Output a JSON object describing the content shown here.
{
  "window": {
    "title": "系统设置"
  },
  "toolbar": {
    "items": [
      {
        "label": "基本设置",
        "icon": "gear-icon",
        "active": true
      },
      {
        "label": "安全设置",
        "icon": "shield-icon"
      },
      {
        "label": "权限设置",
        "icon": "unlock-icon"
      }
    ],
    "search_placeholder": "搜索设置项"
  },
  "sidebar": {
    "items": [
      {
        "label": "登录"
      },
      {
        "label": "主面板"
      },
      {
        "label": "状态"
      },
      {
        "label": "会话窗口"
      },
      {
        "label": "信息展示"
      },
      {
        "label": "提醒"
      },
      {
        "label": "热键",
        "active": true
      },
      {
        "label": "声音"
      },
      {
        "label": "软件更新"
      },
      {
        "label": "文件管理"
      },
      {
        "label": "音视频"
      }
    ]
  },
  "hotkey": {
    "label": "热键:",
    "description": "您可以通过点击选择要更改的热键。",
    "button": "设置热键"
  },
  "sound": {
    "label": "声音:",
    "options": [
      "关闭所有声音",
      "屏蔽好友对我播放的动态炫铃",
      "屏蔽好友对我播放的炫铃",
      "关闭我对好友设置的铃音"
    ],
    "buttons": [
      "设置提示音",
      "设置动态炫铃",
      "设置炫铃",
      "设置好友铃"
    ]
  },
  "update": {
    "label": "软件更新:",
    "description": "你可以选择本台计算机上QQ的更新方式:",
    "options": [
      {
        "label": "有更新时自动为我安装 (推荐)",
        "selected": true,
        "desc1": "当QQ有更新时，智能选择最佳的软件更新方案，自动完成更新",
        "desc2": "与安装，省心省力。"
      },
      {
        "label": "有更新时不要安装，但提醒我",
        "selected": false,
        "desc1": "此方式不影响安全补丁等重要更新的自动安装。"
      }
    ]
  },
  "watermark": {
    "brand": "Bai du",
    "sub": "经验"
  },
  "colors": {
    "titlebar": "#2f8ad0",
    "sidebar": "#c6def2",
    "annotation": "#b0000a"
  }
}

◆ ◆ ◆ ◆

-- What to produce --
Identify lines with the string "icon". Copy each one.

-- Exercise response --
        "icon": "gear-icon",
        "icon": "shield-icon"
        "icon": "unlock-icon"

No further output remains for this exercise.